● **Texte choisi**
===

En outre, l’autonomie, l’indépendance, même, de décision de SNCF Réseau quant à la tarification et à l’accès aux sillons, est totale. Il n’y a donc aucun changement par rapport à avant sur ce point et je dirai même que cela va nettement mieux puisque SNCF Réseau maîtrise la politique de maintenance et de travaux alors qu’il s’agit d’éléments de perturbation de la production des sillons. La chaîne est désormais intégrée dans le parfait respect de l’autonomie contrôlée par l’Autorité de régulation des activités ferroviaires (ARAF) dont les pouvoirs ont été considérablement renforcés par la loi, Autorité à laquelle j’ai rendu compte de ces questions pas plus tard qu’hier dans le cadre de la procédure qui nous réunit aujourd’hui. J’insiste donc sur le fait que les responsabilités propres de SNCF Réseau sont parfaitement respectées et que l’EPIC de tête, bien loin d’être un frein à l’exercice de ces responsabilités, y contribue au contraire.

===

● **Données fournies**
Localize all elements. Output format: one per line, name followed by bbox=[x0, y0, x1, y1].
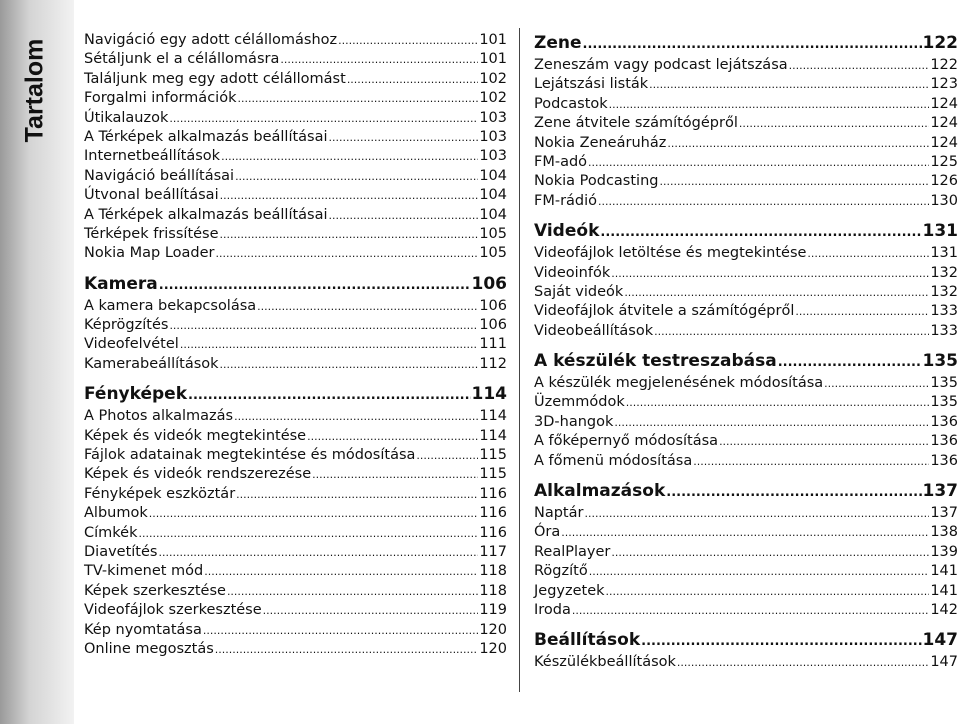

===

● **Défi**
Dans le texte choisi, quelle autorité contrôle l'autonomie de SNCF Réseau ? Répondez en une phrase, s'il vous plaît.

● **Réponse complète**
L'autonomie de SNCF Réseau est contrôlée par l'Autorité de régulation des activités ferroviaires (ARAF).